## Supplied material
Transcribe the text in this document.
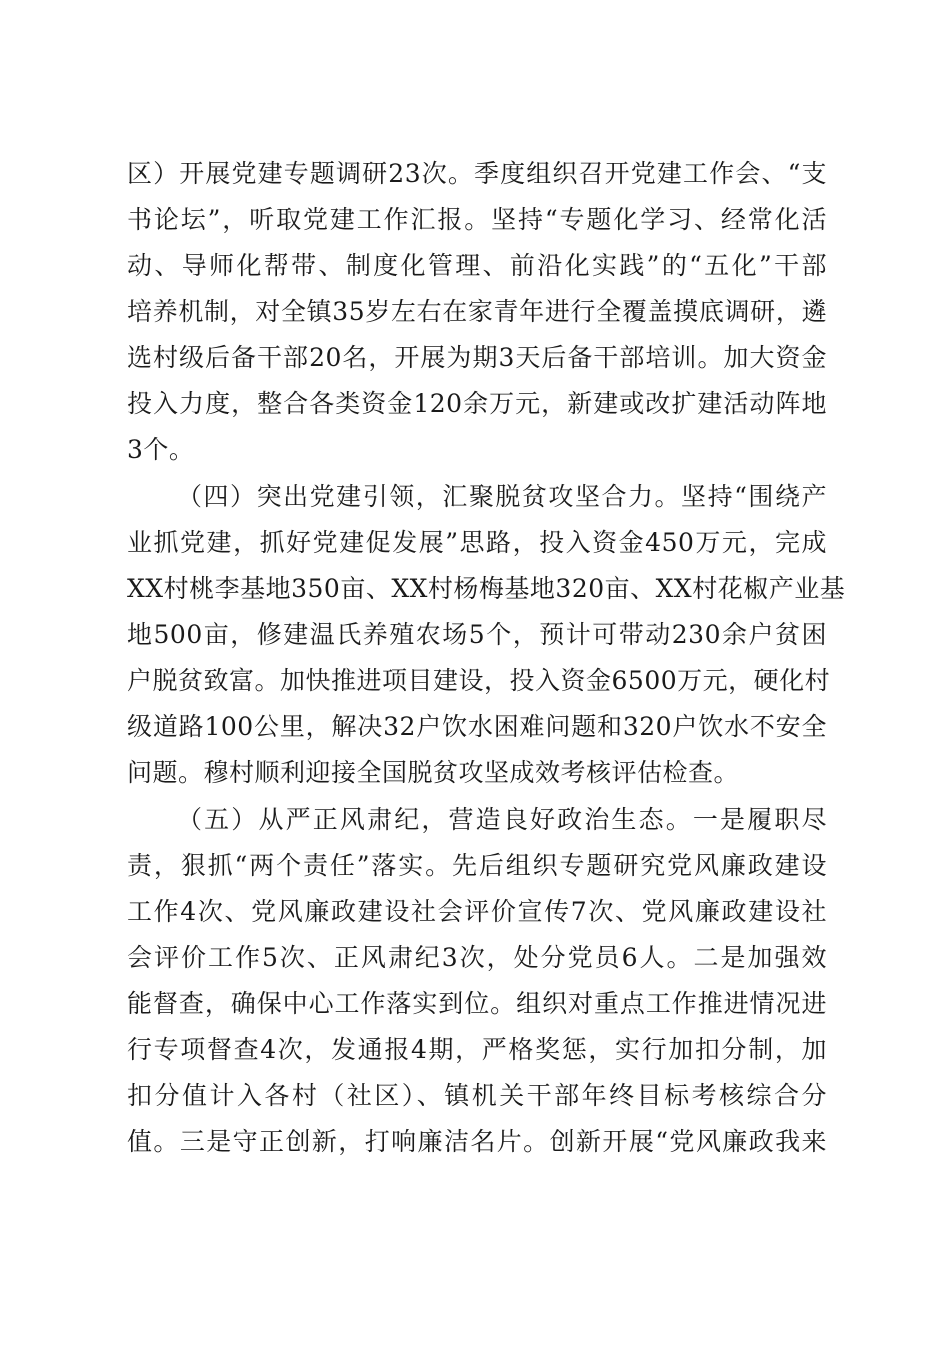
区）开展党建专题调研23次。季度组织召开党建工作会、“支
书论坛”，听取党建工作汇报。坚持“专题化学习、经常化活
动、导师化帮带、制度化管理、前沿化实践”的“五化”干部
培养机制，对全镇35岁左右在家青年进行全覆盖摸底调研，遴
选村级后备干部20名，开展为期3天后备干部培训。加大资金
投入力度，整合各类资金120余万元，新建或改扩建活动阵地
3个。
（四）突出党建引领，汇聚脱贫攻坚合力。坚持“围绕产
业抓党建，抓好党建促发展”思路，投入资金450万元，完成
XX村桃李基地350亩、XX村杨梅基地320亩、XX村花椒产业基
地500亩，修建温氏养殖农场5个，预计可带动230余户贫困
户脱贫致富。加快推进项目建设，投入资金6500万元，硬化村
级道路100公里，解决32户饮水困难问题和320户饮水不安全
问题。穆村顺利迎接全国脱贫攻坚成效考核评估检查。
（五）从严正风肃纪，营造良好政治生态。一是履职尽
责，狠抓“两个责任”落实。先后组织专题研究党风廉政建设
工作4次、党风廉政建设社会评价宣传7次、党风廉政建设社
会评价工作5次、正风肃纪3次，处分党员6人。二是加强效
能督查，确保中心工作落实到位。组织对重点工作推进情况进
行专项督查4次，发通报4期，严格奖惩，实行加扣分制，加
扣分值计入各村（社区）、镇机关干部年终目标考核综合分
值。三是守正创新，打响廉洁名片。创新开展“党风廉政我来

## Short problem
Give back every line exactly as it stands, pictures excluded.

## Task solution
Transcribe the text in this document.
区）开展党建专题调研23次。季度组织召开党建工作会、“支
书论坛”，听取党建工作汇报。坚持“专题化学习、经常化活
动、导师化帮带、制度化管理、前沿化实践”的“五化”干部
培养机制，对全镇35岁左右在家青年进行全覆盖摸底调研，遴
选村级后备干部20名，开展为期3天后备干部培训。加大资金
投入力度，整合各类资金120余万元，新建或改扩建活动阵地
3个。
（四）突出党建引领，汇聚脱贫攻坚合力。坚持“围绕产
业抓党建，抓好党建促发展”思路，投入资金450万元，完成
XX村桃李基地350亩、XX村杨梅基地320亩、XX村花椒产业基
地500亩，修建温氏养殖农场5个，预计可带动230余户贫困
户脱贫致富。加快推进项目建设，投入资金6500万元，硬化村
级道路100公里，解决32户饮水困难问题和320户饮水不安全
问题。穆村顺利迎接全国脱贫攻坚成效考核评估检查。
（五）从严正风肃纪，营造良好政治生态。一是履职尽
责，狠抓“两个责任”落实。先后组织专题研究党风廉政建设
工作4次、党风廉政建设社会评价宣传7次、党风廉政建设社
会评价工作5次、正风肃纪3次，处分党员6人。二是加强效
能督查，确保中心工作落实到位。组织对重点工作推进情况进
行专项督查4次，发通报4期，严格奖惩，实行加扣分制，加
扣分值计入各村（社区）、镇机关干部年终目标考核综合分
值。三是守正创新，打响廉洁名片。创新开展“党风廉政我来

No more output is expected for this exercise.